_What you need to do:_
With the pictures omitted, write out the entries that follow exactly as they stand.

-- start of Records supplied --

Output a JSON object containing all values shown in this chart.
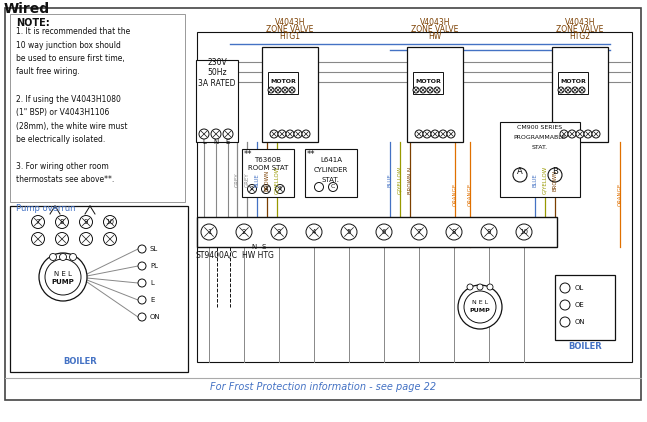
{
  "title": "Wired",
  "bg_color": "#ffffff",
  "footer_text": "For Frost Protection information - see page 22",
  "blue": "#4472c4",
  "brown": "#7B3F00",
  "grey": "#888888",
  "gyellow": "#999900",
  "orange": "#E07000",
  "black": "#111111",
  "note_lines": [
    "NOTE:",
    "1. It is recommended that the",
    "10 way junction box should",
    "be used to ensure first time,",
    "fault free wiring.",
    "",
    "2. If using the V4043H1080",
    "(1\" BSP) or V4043H1106",
    "(28mm), the white wire must",
    "be electrically isolated.",
    "",
    "3. For wiring other room",
    "thermostats see above**."
  ]
}
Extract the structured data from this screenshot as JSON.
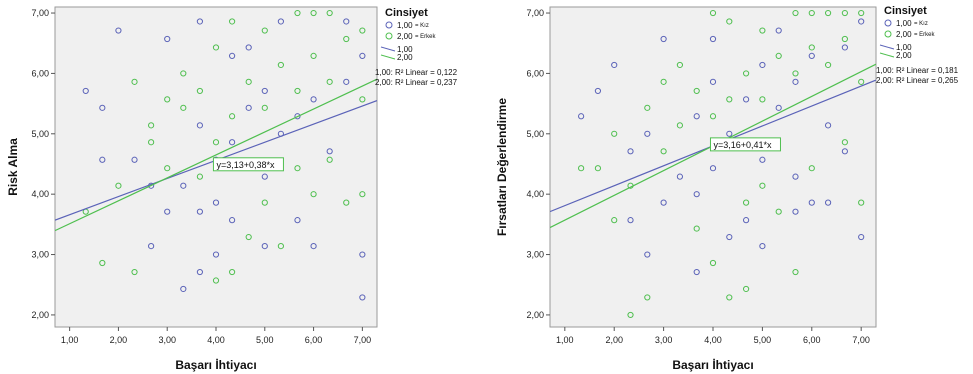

-- end of Records supplied --

_Full answer:_
Output a JSON object containing all values shown in this chart.
{
  "title": "Wired",
  "bg_color": "#ffffff",
  "footer_text": "For Frost Protection information - see page 22",
  "blue": "#4472c4",
  "brown": "#7B3F00",
  "grey": "#888888",
  "gyellow": "#999900",
  "orange": "#E07000",
  "black": "#111111",
  "note_lines": [
    "NOTE:",
    "1. It is recommended that the",
    "10 way junction box should",
    "be used to ensure first time,",
    "fault free wiring.",
    "",
    "2. If using the V4043H1080",
    "(1\" BSP) or V4043H1106",
    "(28mm), the white wire must",
    "be electrically isolated.",
    "",
    "3. For wiring other room",
    "thermostats see above**."
  ]
}
Extract the structured data from this screenshot as JSON.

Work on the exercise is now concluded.